WHAT NEEDS TO BE DONE: List each line in which the string "retrieval" appears.

►

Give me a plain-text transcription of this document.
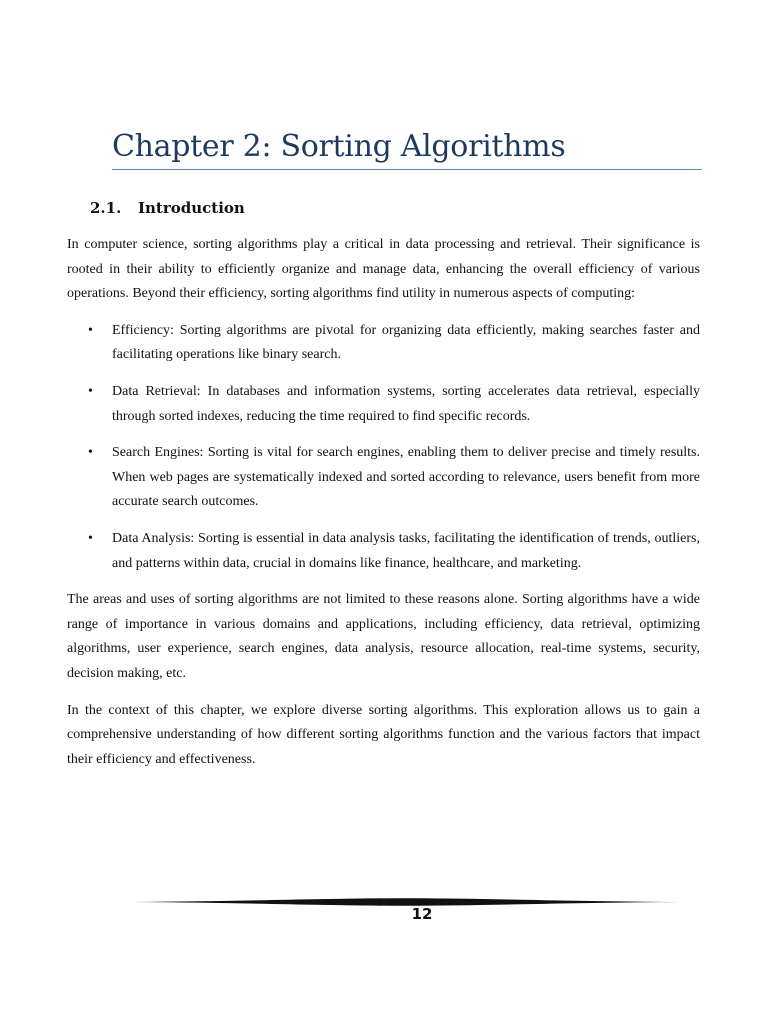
Chapter 2: Sorting Algorithms
2.1. Introduction

In computer science, sorting algorithms play a critical in data processing and retrieval. Their significance is rooted in their ability to efficiently organize and manage data, enhancing the overall efficiency of various operations. Beyond their efficiency, sorting algorithms find utility in numerous aspects of computing:

• Efficiency: Sorting algorithms are pivotal for organizing data efficiently, making searches faster and facilitating operations like binary search.
• Data Retrieval: In databases and information systems, sorting accelerates data retrieval, especially through sorted indexes, reducing the time required to find specific records.
• Search Engines: Sorting is vital for search engines, enabling them to deliver precise and timely results. When web pages are systematically indexed and sorted according to relevance, users benefit from more accurate search outcomes.
• Data Analysis: Sorting is essential in data analysis tasks, facilitating the identification of trends, outliers, and patterns within data, crucial in domains like finance, healthcare, and marketing.

The areas and uses of sorting algorithms are not limited to these reasons alone. Sorting algorithms have a wide range of importance in various domains and applications, including efficiency, data retrieval, optimizing algorithms, user experience, search engines, data analysis, resource allocation, real-time systems, security, decision making, etc.

In the context of this chapter, we explore diverse sorting algorithms. This exploration allows us to gain a comprehensive understanding of how different sorting algorithms function and the various factors that impact their efficiency and effectiveness.

12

◄

EXERCISE SOLUTION:
In computer science, sorting algorithms play a critical in data processing and retrieval. Their significance is rooted in their ability to efficiently organize and manage data, enhancing the overall efficiency of various operations. Beyond their efficiency, sorting algorithms find utility in numerous aspects of computing:
• Data Retrieval: In databases and information systems, sorting accelerates data retrieval, especially through sorted indexes, reducing the time required to find specific records.
The areas and uses of sorting algorithms are not limited to these reasons alone. Sorting algorithms have a wide range of importance in various domains and applications, including efficiency, data retrieval, optimizing algorithms, user experience, search engines, data analysis, resource allocation, real-time systems, security, decision making, etc.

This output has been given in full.